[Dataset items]
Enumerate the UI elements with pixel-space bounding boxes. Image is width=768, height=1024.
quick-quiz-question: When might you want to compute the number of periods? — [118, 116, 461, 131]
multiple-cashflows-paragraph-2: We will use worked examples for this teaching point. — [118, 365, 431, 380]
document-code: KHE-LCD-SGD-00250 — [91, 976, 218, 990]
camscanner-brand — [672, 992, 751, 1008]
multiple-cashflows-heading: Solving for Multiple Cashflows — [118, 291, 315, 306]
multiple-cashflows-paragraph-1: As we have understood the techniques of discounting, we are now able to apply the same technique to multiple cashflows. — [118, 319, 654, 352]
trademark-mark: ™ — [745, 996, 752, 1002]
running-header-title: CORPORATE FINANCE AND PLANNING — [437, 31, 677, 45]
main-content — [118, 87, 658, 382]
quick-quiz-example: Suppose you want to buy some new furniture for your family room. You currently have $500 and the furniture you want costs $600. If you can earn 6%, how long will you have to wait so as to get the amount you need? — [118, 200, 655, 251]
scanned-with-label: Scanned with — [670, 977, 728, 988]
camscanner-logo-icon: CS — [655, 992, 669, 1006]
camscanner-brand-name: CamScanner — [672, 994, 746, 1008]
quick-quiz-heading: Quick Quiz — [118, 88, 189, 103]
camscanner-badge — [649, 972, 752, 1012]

◆ Set task:
Write out the data word for word, from its first line through the line holding "main-content — [118, 87, 658, 382]", both included.

◆ Problem solution:
Enumerate the UI elements with pixel-space bounding boxes. Image is width=768, height=1024.
quick-quiz-question: When might you want to compute the number of periods? — [118, 116, 461, 131]
multiple-cashflows-paragraph-2: We will use worked examples for this teaching point. — [118, 365, 431, 380]
document-code: KHE-LCD-SGD-00250 — [91, 976, 218, 990]
camscanner-brand — [672, 992, 751, 1008]
multiple-cashflows-heading: Solving for Multiple Cashflows — [118, 291, 315, 306]
multiple-cashflows-paragraph-1: As we have understood the techniques of discounting, we are now able to apply the same technique to multiple cashflows. — [118, 319, 654, 352]
trademark-mark: ™ — [745, 996, 752, 1002]
running-header-title: CORPORATE FINANCE AND PLANNING — [437, 31, 677, 45]
main-content — [118, 87, 658, 382]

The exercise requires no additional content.